TASK DESCRIPTION: Quote every line of the listing below word for word, leaving out the pictures.

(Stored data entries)
════════════════════

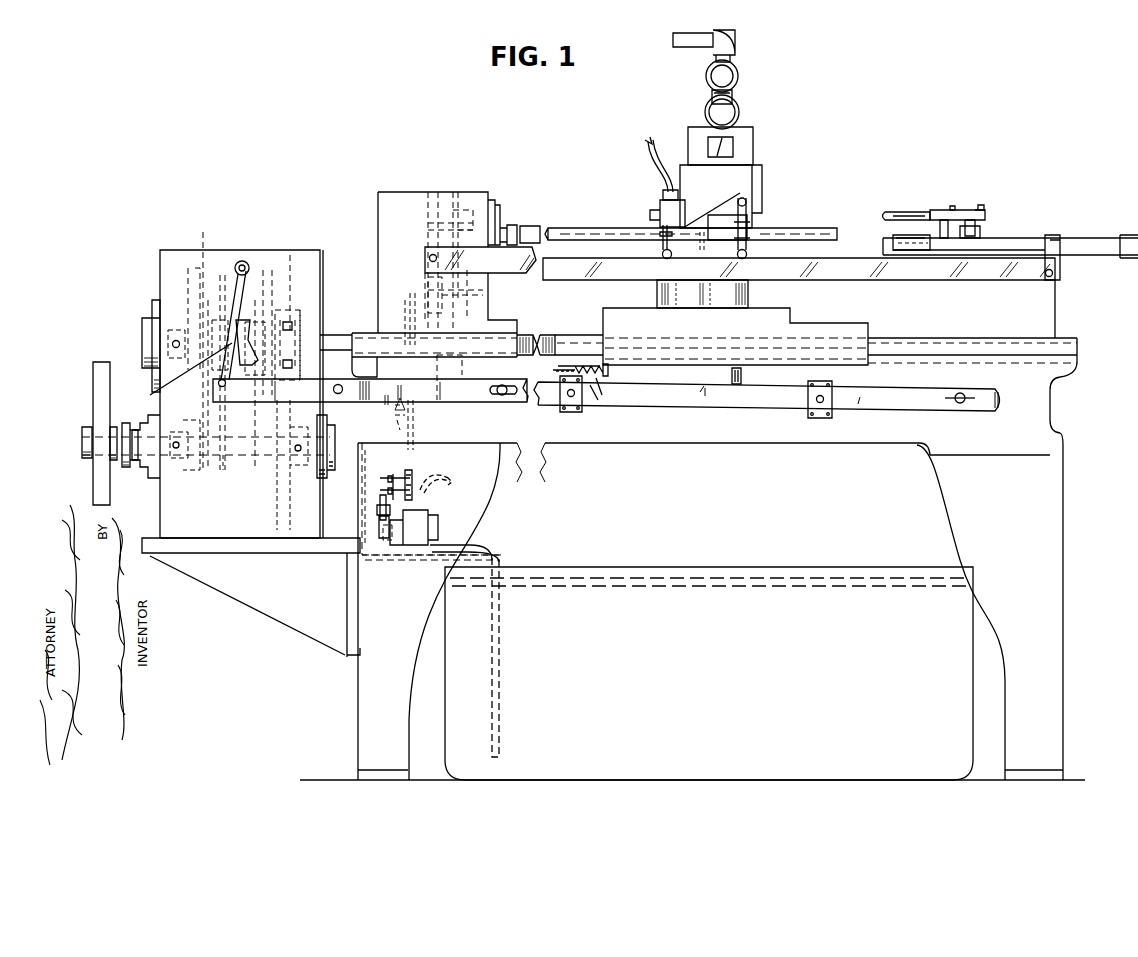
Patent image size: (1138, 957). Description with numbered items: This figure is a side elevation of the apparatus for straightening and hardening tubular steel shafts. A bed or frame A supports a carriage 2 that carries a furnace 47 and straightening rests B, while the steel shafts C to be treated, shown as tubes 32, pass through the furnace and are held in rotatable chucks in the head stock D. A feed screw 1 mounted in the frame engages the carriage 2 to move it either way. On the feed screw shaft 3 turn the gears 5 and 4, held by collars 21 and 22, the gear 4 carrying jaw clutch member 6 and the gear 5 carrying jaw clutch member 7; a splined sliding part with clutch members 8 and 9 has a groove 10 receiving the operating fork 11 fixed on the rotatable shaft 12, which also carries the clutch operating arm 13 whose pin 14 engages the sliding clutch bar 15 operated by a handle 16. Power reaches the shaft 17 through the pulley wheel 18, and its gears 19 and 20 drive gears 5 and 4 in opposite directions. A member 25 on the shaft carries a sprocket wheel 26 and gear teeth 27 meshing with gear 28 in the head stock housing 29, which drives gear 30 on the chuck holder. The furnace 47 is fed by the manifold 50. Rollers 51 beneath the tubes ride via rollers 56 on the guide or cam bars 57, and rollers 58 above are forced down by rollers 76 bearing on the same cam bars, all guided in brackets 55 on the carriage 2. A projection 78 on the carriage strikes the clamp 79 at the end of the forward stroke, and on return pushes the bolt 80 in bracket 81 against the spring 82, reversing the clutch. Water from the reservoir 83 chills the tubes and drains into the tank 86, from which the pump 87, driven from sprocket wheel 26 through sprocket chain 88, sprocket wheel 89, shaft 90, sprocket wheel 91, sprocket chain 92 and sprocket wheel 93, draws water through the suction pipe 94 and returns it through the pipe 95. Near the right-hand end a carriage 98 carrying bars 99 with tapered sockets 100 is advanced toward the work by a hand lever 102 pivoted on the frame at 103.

The feed screw 1 is at (548, 333).
The carriage 2 is at (603, 310).
The feed screw shaft 3 is at (334, 335).
The gear 4 is at (295, 270).
The gear 5 is at (188, 268).
The jaw clutch member 6 is at (276, 310).
The jaw clutch member 7 is at (204, 250).
The clutch member 8 is at (258, 312).
The clutch member 9 is at (222, 285).
The groove 10 is at (370, 399).
The operating fork 11 is at (247, 290).
The rotatable shaft 12 is at (240, 262).
The clutch operating arm 13 is at (185, 375).
The pin 14 is at (221, 388).
The clutch bar 15 is at (703, 401).
The handle 16 is at (341, 394).
The shaft 17 is at (222, 460).
The pulley wheel 18 is at (96, 385).
The gear 19 is at (192, 470).
The gear 20 is at (277, 408).
The collar 21 is at (175, 325).
The collar 22 is at (302, 320).
The member 25 is at (470, 400).
The sprocket wheel 26 is at (412, 300).
The gear teeth 27 is at (462, 362).
The gear 28 is at (470, 310).
The head stock housing 29 is at (378, 207).
The gear 30 is at (456, 200).
The tubes 32 is at (822, 232).
The furnace 47 is at (721, 207).
The manifold 50 is at (706, 108).
The rollers 51 is at (660, 243).
The brackets 55 is at (749, 293).
The rollers 56 is at (664, 260).
The guide or cam bars 57 is at (799, 269).
The rollers 58 is at (750, 222).
The rollers 76 is at (747, 254).
The projection 78 is at (742, 377).
The clamp 79 is at (810, 415).
The bolt 80 is at (593, 373).
The bracket 81 is at (575, 411).
The spring 82 is at (600, 393).
The water reservoir 83 is at (660, 203).
The tank 86 is at (709, 673).
The rotating pump 87 is at (428, 520).
The sprocket chain 88 is at (408, 430).
The sprocket wheel 89 is at (415, 475).
The shaft 90 is at (394, 475).
The sprocket wheel 91 is at (380, 494).
The sprocket chain 92 is at (377, 514).
The sprocket wheel 93 is at (383, 545).
The suction pipe 94 is at (504, 634).
The pipe 95 is at (450, 480).
The carriage 98 is at (1033, 238).
The bars 99 is at (916, 254).
The tapered socket 100 is at (893, 238).
The hand lever 102 is at (908, 212).
The pivot 103 is at (954, 210).
The bed or frame A is at (720, 456).
The straightening rests B is at (767, 173).
The steel shafts C is at (578, 219).
The head stock D is at (440, 180).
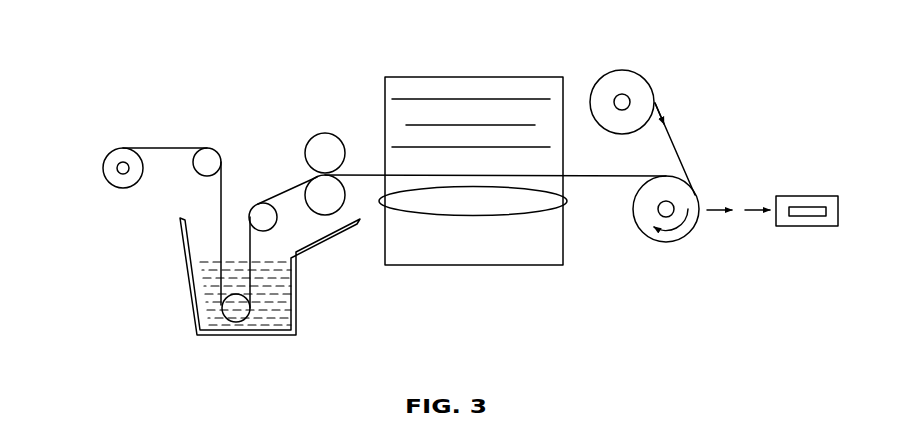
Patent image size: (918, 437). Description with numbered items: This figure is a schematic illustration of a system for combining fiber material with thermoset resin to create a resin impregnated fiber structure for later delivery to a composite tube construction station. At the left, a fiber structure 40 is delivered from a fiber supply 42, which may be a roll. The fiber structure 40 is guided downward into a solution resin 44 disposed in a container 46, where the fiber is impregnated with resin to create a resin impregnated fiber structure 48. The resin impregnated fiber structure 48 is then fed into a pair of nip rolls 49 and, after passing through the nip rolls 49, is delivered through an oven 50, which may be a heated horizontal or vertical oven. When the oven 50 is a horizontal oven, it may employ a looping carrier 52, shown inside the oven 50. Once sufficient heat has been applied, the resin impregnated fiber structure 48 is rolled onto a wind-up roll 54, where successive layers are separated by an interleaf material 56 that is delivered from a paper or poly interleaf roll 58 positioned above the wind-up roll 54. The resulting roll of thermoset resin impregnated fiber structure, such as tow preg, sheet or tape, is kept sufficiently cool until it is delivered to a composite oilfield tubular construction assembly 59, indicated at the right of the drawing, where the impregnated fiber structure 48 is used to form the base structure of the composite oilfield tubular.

The fiber structure 40 is at (100, 139).
The fiber supply 42 is at (103, 168).
The solution resin 44 is at (193, 282).
The container 46 is at (297, 293).
The resin impregnated fiber structure 48 is at (292, 188).
The nip rolls 49 is at (320, 134).
The oven 50 is at (483, 77).
The looping carrier 52 is at (473, 217).
The wind-up roll 54 is at (670, 242).
The interleaf material 56 is at (673, 140).
The interleaf roll 58 is at (622, 70).
The composite oilfield tubular construction assembly 59 is at (807, 196).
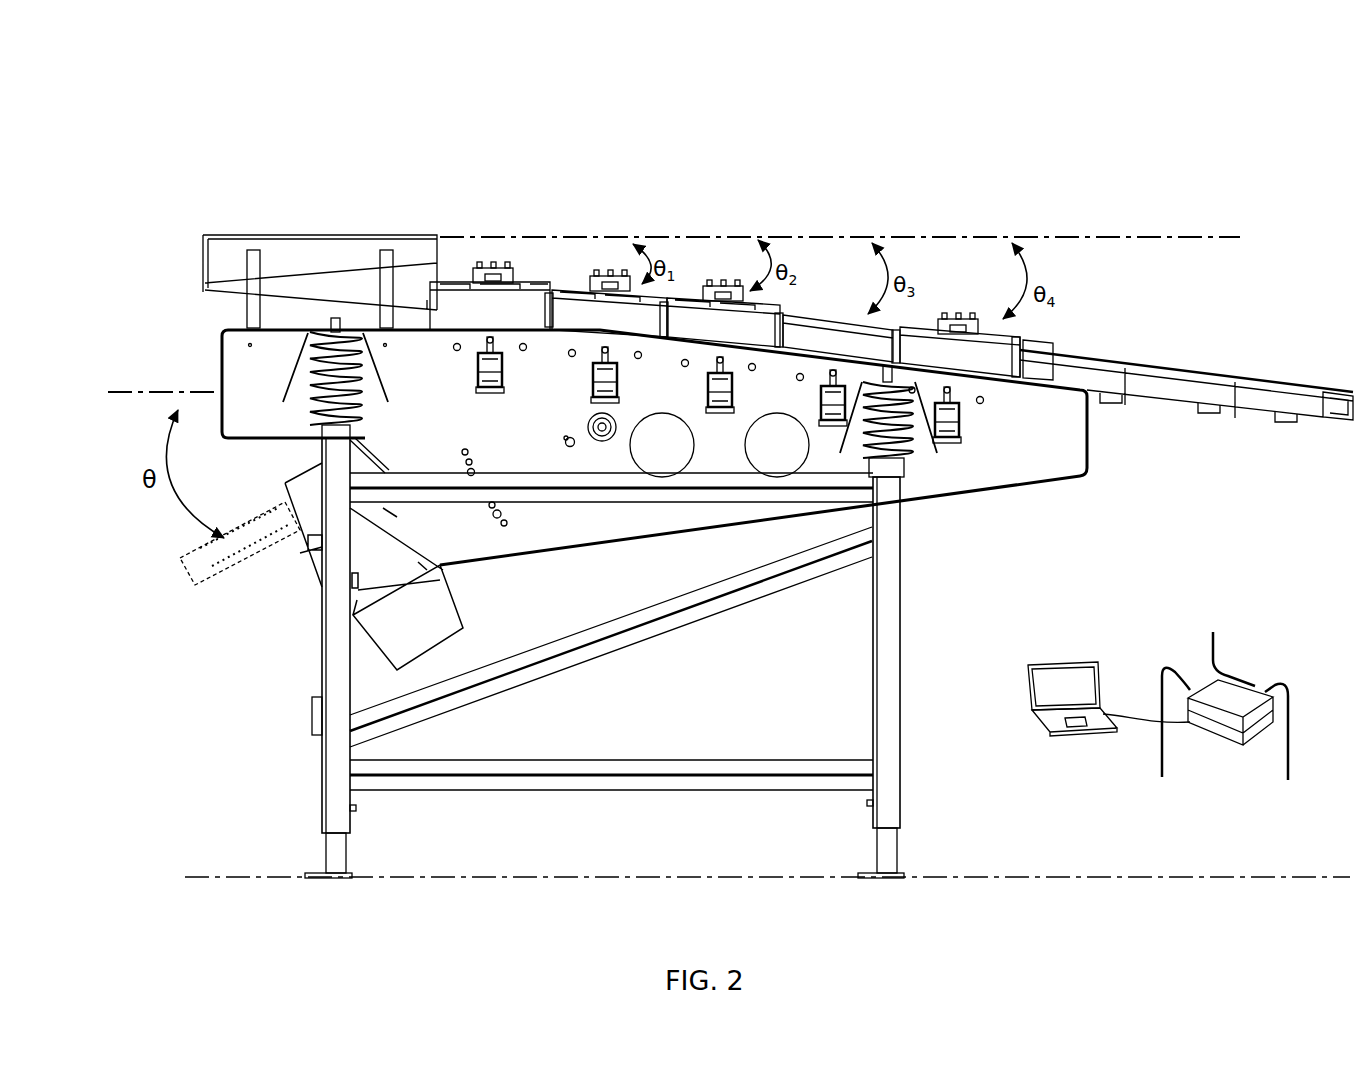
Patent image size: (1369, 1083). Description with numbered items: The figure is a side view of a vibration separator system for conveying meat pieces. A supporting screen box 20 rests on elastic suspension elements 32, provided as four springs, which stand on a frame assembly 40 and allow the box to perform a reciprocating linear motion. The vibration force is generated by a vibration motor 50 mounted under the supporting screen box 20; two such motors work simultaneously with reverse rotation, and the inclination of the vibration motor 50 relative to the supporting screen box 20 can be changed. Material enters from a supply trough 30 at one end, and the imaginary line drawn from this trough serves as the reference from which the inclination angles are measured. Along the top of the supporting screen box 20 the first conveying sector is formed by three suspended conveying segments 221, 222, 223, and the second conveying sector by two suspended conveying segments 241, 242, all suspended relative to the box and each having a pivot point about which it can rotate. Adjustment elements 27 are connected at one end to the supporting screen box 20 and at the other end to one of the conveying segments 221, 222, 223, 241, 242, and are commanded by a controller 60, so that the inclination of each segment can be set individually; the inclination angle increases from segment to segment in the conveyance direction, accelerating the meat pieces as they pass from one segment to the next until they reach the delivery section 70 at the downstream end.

The supporting screen box 20 is at (1097, 452).
The adjustment elements 27 is at (468, 373).
The supply trough 30 is at (324, 216).
The elastic suspension elements 32 is at (308, 345).
The frame assembly 40 is at (294, 727).
The vibration motor 50 is at (303, 617).
The controller 60 is at (1028, 690).
The delivery section 70 is at (1232, 344).
The first conveying segment 221 is at (497, 253).
The first conveying segment 222 is at (601, 261).
The first conveying segment 223 is at (716, 273).
The second conveying segment 241 is at (837, 310).
The second conveying segment 242 is at (958, 306).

════════════════════

SOLUTION FOR THIS EXERCISE:
Patent image size: (1138, 957). Description with numbered items: This figure is a side elevation of the apparatus for straightening and hardening tubular steel shafts. A bed or frame A supports a carriage 2 that carries a furnace 47 and straightening rests B, while the steel shafts C to be treated, shown as tubes 32, pass through the furnace and are held in rotatable chucks in the head stock D. A feed screw 1 mounted in the frame engages the carriage 2 to move it either way. On the feed screw shaft 3 turn the gears 5 and 4, held by collars 21 and 22, the gear 4 carrying jaw clutch member 6 and the gear 5 carrying jaw clutch member 7; a splined sliding part with clutch members 8 and 9 has a groove 10 receiving the operating fork 11 fixed on the rotatable shaft 12, which also carries the clutch operating arm 13 whose pin 14 engages the sliding clutch bar 15 operated by a handle 16. Power reaches the shaft 17 through the pulley wheel 18, and its gears 19 and 20 drive gears 5 and 4 in opposite directions. A member 25 on the shaft carries a sprocket wheel 26 and gear teeth 27 meshing with gear 28 in the head stock housing 29, which drives gear 30 on the chuck holder. The furnace 47 is fed by the manifold 50. Rollers 51 beneath the tubes ride via rollers 56 on the guide or cam bars 57, and rollers 58 above are forced down by rollers 76 bearing on the same cam bars, all guided in brackets 55 on the carriage 2. A projection 78 on the carriage strikes the clamp 79 at the end of the forward stroke, and on return pushes the bolt 80 in bracket 81 against the spring 82, reversing the clutch. Water from the reservoir 83 chills the tubes and drains into the tank 86, from which the pump 87, driven from sprocket wheel 26 through sprocket chain 88, sprocket wheel 89, shaft 90, sprocket wheel 91, sprocket chain 92 and sprocket wheel 93, draws water through the suction pipe 94 and returns it through the pipe 95. Near the right-hand end a carriage 98 carrying bars 99 with tapered sockets 100 is advanced toward the work by a hand lever 102 pivoted on the frame at 103.

The feed screw 1 is at (548, 333).
The carriage 2 is at (603, 310).
The feed screw shaft 3 is at (334, 335).
The gear 4 is at (295, 270).
The gear 5 is at (188, 268).
The jaw clutch member 6 is at (276, 310).
The jaw clutch member 7 is at (204, 250).
The clutch member 8 is at (258, 312).
The clutch member 9 is at (222, 285).
The groove 10 is at (370, 399).
The operating fork 11 is at (247, 290).
The rotatable shaft 12 is at (240, 262).
The clutch operating arm 13 is at (185, 375).
The pin 14 is at (221, 388).
The clutch bar 15 is at (703, 401).
The handle 16 is at (341, 394).
The shaft 17 is at (222, 460).
The pulley wheel 18 is at (96, 385).
The gear 19 is at (192, 470).
The gear 20 is at (277, 408).
The collar 21 is at (175, 325).
The collar 22 is at (302, 320).
The member 25 is at (470, 400).
The sprocket wheel 26 is at (412, 300).
The gear teeth 27 is at (462, 362).
The gear 28 is at (470, 310).
The head stock housing 29 is at (378, 207).
The gear 30 is at (456, 200).
The tubes 32 is at (822, 232).
The furnace 47 is at (721, 207).
The manifold 50 is at (706, 108).
The rollers 51 is at (660, 243).
The brackets 55 is at (749, 293).
The rollers 56 is at (664, 260).
The guide or cam bars 57 is at (799, 269).
The rollers 58 is at (750, 222).
The rollers 76 is at (747, 254).
The projection 78 is at (742, 377).
The clamp 79 is at (810, 415).
The bolt 80 is at (593, 373).
The bracket 81 is at (575, 411).
The spring 82 is at (600, 393).
The water reservoir 83 is at (660, 203).
The tank 86 is at (709, 673).
The rotating pump 87 is at (428, 520).
The sprocket chain 88 is at (408, 430).
The sprocket wheel 89 is at (415, 475).
The shaft 90 is at (394, 475).
The sprocket wheel 91 is at (380, 494).
The sprocket chain 92 is at (377, 514).
The sprocket wheel 93 is at (383, 545).
The suction pipe 94 is at (504, 634).
The pipe 95 is at (450, 480).
The carriage 98 is at (1033, 238).
The bars 99 is at (916, 254).
The tapered socket 100 is at (893, 238).
The hand lever 102 is at (908, 212).
The pivot 103 is at (954, 210).
The bed or frame A is at (720, 456).
The straightening rests B is at (767, 173).
The steel shafts C is at (578, 219).
The head stock D is at (440, 180).
Patent image size: (918, 437). Description with numbered items: This figure is a schematic illustration of a system for combining fiber material with thermoset resin to create a resin impregnated fiber structure for later delivery to a composite tube construction station. At the left, a fiber structure 40 is delivered from a fiber supply 42, which may be a roll. The fiber structure 40 is guided downward into a solution resin 44 disposed in a container 46, where the fiber is impregnated with resin to create a resin impregnated fiber structure 48. The resin impregnated fiber structure 48 is then fed into a pair of nip rolls 49 and, after passing through the nip rolls 49, is delivered through an oven 50, which may be a heated horizontal or vertical oven. When the oven 50 is a horizontal oven, it may employ a looping carrier 52, shown inside the oven 50. Once sufficient heat has been applied, the resin impregnated fiber structure 48 is rolled onto a wind-up roll 54, where successive layers are separated by an interleaf material 56 that is delivered from a paper or poly interleaf roll 58 positioned above the wind-up roll 54. The resulting roll of thermoset resin impregnated fiber structure, such as tow preg, sheet or tape, is kept sufficiently cool until it is delivered to a composite oilfield tubular construction assembly 59, indicated at the right of the drawing, where the impregnated fiber structure 48 is used to form the base structure of the composite oilfield tubular.

The fiber structure 40 is at (100, 139).
The fiber supply 42 is at (103, 168).
The solution resin 44 is at (193, 282).
The container 46 is at (297, 293).
The resin impregnated fiber structure 48 is at (292, 188).
The nip rolls 49 is at (320, 134).
The oven 50 is at (483, 77).
The looping carrier 52 is at (473, 217).
The wind-up roll 54 is at (670, 242).
The interleaf material 56 is at (673, 140).
The interleaf roll 58 is at (622, 70).
The composite oilfield tubular construction assembly 59 is at (807, 196).
Patent image size: (1369, 1083). Description with numbered items: The figure is a side view of a vibration separator system for conveying meat pieces. A supporting screen box 20 rests on elastic suspension elements 32, provided as four springs, which stand on a frame assembly 40 and allow the box to perform a reciprocating linear motion. The vibration force is generated by a vibration motor 50 mounted under the supporting screen box 20; two such motors work simultaneously with reverse rotation, and the inclination of the vibration motor 50 relative to the supporting screen box 20 can be changed. Material enters from a supply trough 30 at one end, and the imaginary line drawn from this trough serves as the reference from which the inclination angles are measured. Along the top of the supporting screen box 20 the first conveying sector is formed by three suspended conveying segments 221, 222, 223, and the second conveying sector by two suspended conveying segments 241, 242, all suspended relative to the box and each having a pivot point about which it can rotate. Adjustment elements 27 are connected at one end to the supporting screen box 20 and at the other end to one of the conveying segments 221, 222, 223, 241, 242, and are commanded by a controller 60, so that the inclination of each segment can be set individually; the inclination angle increases from segment to segment in the conveyance direction, accelerating the meat pieces as they pass from one segment to the next until they reach the delivery section 70 at the downstream end.

The supporting screen box 20 is at (1097, 452).
The adjustment elements 27 is at (468, 373).
The supply trough 30 is at (324, 216).
The elastic suspension elements 32 is at (308, 345).
The frame assembly 40 is at (294, 727).
The vibration motor 50 is at (303, 617).
The controller 60 is at (1028, 690).
The delivery section 70 is at (1232, 344).
The first conveying segment 221 is at (497, 253).
The first conveying segment 222 is at (601, 261).
The first conveying segment 223 is at (716, 273).
The second conveying segment 241 is at (837, 310).
The second conveying segment 242 is at (958, 306).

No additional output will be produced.